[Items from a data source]

* * *

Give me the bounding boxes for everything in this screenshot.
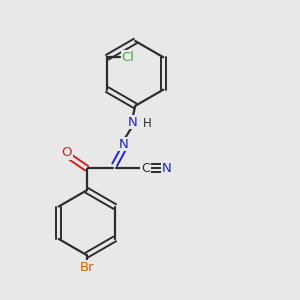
Text: N: N: [128, 116, 137, 128]
Text: N: N: [161, 162, 171, 175]
Text: O: O: [62, 146, 72, 159]
Text: H: H: [142, 117, 152, 130]
Text: N: N: [118, 138, 128, 151]
Text: Cl: Cl: [121, 51, 134, 64]
Text: Br: Br: [80, 261, 94, 274]
Text: C: C: [141, 162, 150, 175]
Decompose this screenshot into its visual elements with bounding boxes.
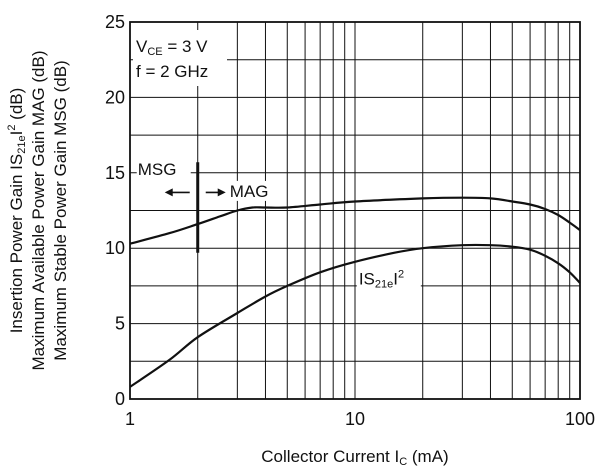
y-tick-label: 25 (105, 12, 125, 32)
series-curves (129, 196, 581, 388)
s21-label-background (356, 266, 421, 291)
frequency-condition: f = 2 GHz (136, 62, 208, 81)
msg-label: MSG (138, 160, 177, 179)
tick-labels: 1 10 100 0 5 10 15 20 25 (105, 12, 595, 429)
y-axis-label: Insertion Power Gain IS21eI2 (dB) Maximu… (6, 51, 70, 371)
plot-frame (129, 21, 581, 400)
y-tick-label: 20 (105, 87, 125, 107)
msg-mag-arrows (164, 188, 226, 197)
grid-lines (130, 22, 580, 399)
x-axis-label: Collector Current IC (mA) (261, 447, 448, 468)
y-tick-label: 15 (105, 163, 125, 183)
y-axis-label-line-1: Insertion Power Gain IS21eI2 (dB) (6, 88, 28, 334)
y-axis-label-line-2: Maximum Available Power Gain MAG (dB) (29, 51, 48, 371)
vce-condition: VCE = 3 V (136, 37, 208, 58)
x-tick-label: 1 (125, 409, 135, 429)
left-arrow-head (164, 188, 173, 197)
x-tick-label: 10 (345, 409, 365, 429)
x-tick-label: 100 (565, 409, 595, 429)
y-tick-label: 10 (105, 238, 125, 258)
mag-label-background (227, 180, 280, 201)
conditions-box (133, 30, 227, 86)
s21-series-label: IS21eI2 (359, 268, 404, 290)
right-arrow-head (217, 188, 226, 197)
y-axis-label-line-3: Maximum Stable Power Gain MSG (dB) (51, 60, 70, 360)
y-tick-label: 0 (115, 389, 125, 409)
mag-label: MAG (230, 182, 269, 201)
s21-curve (129, 243, 581, 388)
msg-mag-curve (129, 196, 581, 245)
msg-label-background (136, 158, 191, 179)
y-tick-label: 5 (115, 314, 125, 334)
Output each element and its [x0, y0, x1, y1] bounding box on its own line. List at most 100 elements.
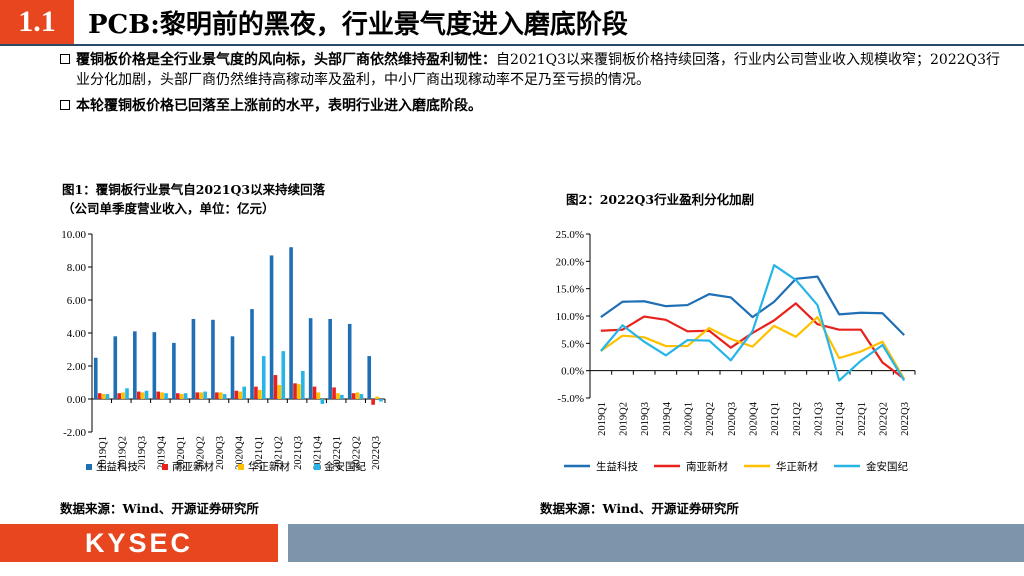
- section-number-badge: 1.1: [0, 0, 74, 44]
- x-tick-label: 2020Q3: [215, 436, 226, 470]
- bar-0: [328, 318, 332, 399]
- bar-1: [175, 393, 180, 399]
- y-tick-label: 6.00: [67, 295, 87, 307]
- bar-0: [113, 336, 118, 399]
- bar-3: [301, 370, 305, 399]
- x-tick-label: 2021Q2: [792, 402, 803, 436]
- bar-2: [140, 392, 145, 399]
- x-tick-label: 2021Q4: [313, 435, 324, 470]
- y-tick-label: 10.0%: [556, 311, 584, 323]
- x-tick-label: 2020Q4: [749, 401, 760, 436]
- x-tick-label: 2019Q3: [640, 402, 651, 436]
- figure1-source: 数据来源：Wind、开源证券研究所: [60, 501, 259, 516]
- bullet-list: 覆铜板价格是全行业景气度的风向标，头部厂商依然维持盈利韧性：自2021Q3以来覆…: [60, 50, 1005, 122]
- bar-2: [101, 394, 106, 399]
- title-divider: [0, 44, 1024, 46]
- bar-3: [105, 394, 110, 399]
- bar-1: [371, 399, 375, 405]
- bar-1: [254, 386, 258, 399]
- figure1-title: 图1：覆铜板行业景气自2021Q3以来持续回落 （公司单季度营业收入，单位：亿元…: [62, 180, 325, 218]
- bullet-text: 本轮覆铜板价格已回落至上涨前的水平，表明行业进入磨底阶段。: [76, 96, 1005, 116]
- legend-label: 华正新材: [776, 460, 818, 473]
- x-tick-label: 2020Q2: [705, 402, 716, 436]
- x-tick-label: 2019Q2: [117, 436, 128, 470]
- x-tick-label: 2019Q1: [597, 402, 608, 436]
- x-tick-label: 2021Q3: [814, 402, 825, 436]
- bar-3: [340, 394, 344, 399]
- x-tick-label: 2021Q2: [274, 436, 285, 470]
- kysec-logo: KYSEC: [0, 524, 278, 562]
- figure2-source: 数据来源：Wind、开源证券研究所: [540, 501, 739, 516]
- bar-0: [269, 255, 274, 399]
- bullet-text: 覆铜板价格是全行业景气度的风向标，头部厂商依然维持盈利韧性：自2021Q3以来覆…: [76, 50, 1005, 90]
- bar-3: [320, 399, 325, 404]
- bar-0: [172, 342, 176, 399]
- y-tick-label: 20.0%: [556, 256, 584, 268]
- x-tick-label: 2021Q1: [770, 402, 781, 436]
- bar-3: [222, 394, 227, 399]
- bar-2: [316, 392, 321, 399]
- x-tick-label: 2021Q3: [293, 436, 304, 470]
- bullet-item: 本轮覆铜板价格已回落至上涨前的水平，表明行业进入磨底阶段。: [60, 96, 1005, 116]
- bar-2: [218, 392, 223, 399]
- revenue-bar-chart: -2.00 0.00 2.00 4.00 6.00 8.00 10.00 2019Q1 2019…: [61, 229, 386, 473]
- bar-2: [199, 392, 204, 399]
- x-tick-label: 2022Q1: [332, 436, 343, 470]
- bar-2: [121, 392, 125, 399]
- bar-0: [93, 357, 98, 399]
- legend-swatch: [86, 464, 92, 470]
- x-tick-label: 2020Q4: [235, 435, 246, 470]
- legend-label: 生益科技: [96, 460, 138, 473]
- x-tick-label: 2020Q1: [684, 402, 695, 436]
- bar-3: [281, 351, 286, 399]
- x-tick-label: 2022Q1: [857, 402, 868, 436]
- bar-2: [238, 391, 243, 399]
- bar-1: [332, 387, 336, 399]
- bar-0: [367, 356, 372, 399]
- bar-0: [191, 318, 196, 399]
- y-tick-label: 4.00: [67, 328, 87, 340]
- x-tick-label: 2019Q3: [137, 436, 148, 470]
- figure2-title: 图2：2022Q3行业盈利分化加剧: [566, 192, 755, 207]
- bar-3: [164, 393, 168, 399]
- legend-swatch: [238, 464, 244, 470]
- x-tick-label: 2021Q1: [254, 436, 265, 470]
- legend-label: 华正新材: [248, 460, 290, 473]
- checkbox-bullet-icon: [60, 54, 70, 64]
- bar-0: [211, 319, 215, 399]
- bullet-item: 覆铜板价格是全行业景气度的风向标，头部厂商依然维持盈利韧性：自2021Q3以来覆…: [60, 50, 1005, 90]
- footer: KYSEC: [0, 524, 1024, 562]
- bar-1: [312, 386, 317, 399]
- x-tick-label: 2019Q2: [619, 402, 630, 436]
- y-tick-label: 0.00: [67, 394, 87, 406]
- y-tick-label: 5.0%: [561, 338, 584, 350]
- checkbox-bullet-icon: [60, 100, 70, 110]
- bar-3: [359, 394, 364, 399]
- bar-0: [250, 309, 254, 399]
- legend-swatch: [162, 464, 168, 470]
- y-tick-label: -5.0%: [557, 393, 584, 405]
- series-line-0: [600, 275, 905, 336]
- bar-1: [234, 390, 239, 399]
- bar-2: [297, 384, 301, 399]
- bar-3: [183, 393, 188, 399]
- bar-3: [379, 399, 383, 402]
- bar-1: [117, 393, 121, 399]
- bar-1: [215, 392, 219, 399]
- bar-3: [242, 386, 247, 399]
- y-tick-label: 8.00: [67, 262, 87, 274]
- bar-2: [375, 396, 379, 399]
- bar-3: [144, 390, 149, 399]
- bar-2: [179, 394, 184, 399]
- bar-3: [203, 391, 207, 399]
- series-line-2: [600, 315, 906, 380]
- bar-0: [347, 323, 352, 399]
- bar-2: [258, 389, 262, 399]
- legend-label: 金安国纪: [324, 460, 366, 473]
- bar-1: [273, 375, 278, 399]
- legend-swatch: [314, 464, 320, 470]
- bullet-heading: 本轮覆铜板价格已回落至上涨前的水平，表明行业进入磨底阶段。: [76, 98, 482, 114]
- bar-1: [293, 383, 297, 399]
- x-tick-label: 2019Q4: [662, 401, 673, 436]
- bar-1: [351, 393, 356, 399]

* * *

In the material, update the part that opens with the line containing "y-tick-label: 25 (105, 12, 125, 32)" and closes with the line containing "plot-frame (129, 21, 581, 400)" by replacing "series-curves" with "all-curves" and leaving everything else unchanged. Return only those lines.

y-tick-label: 25 (105, 12, 125, 32)
all-curves (129, 196, 581, 388)
s21-label-background (356, 266, 421, 291)
frequency-condition: f = 2 GHz (136, 62, 208, 81)
msg-label: MSG (138, 160, 177, 179)
tick-labels: 1 10 100 0 5 10 15 20 25 (105, 12, 595, 429)
y-axis-label: Insertion Power Gain IS21eI2 (dB) Maximu… (6, 51, 70, 371)
plot-frame (129, 21, 581, 400)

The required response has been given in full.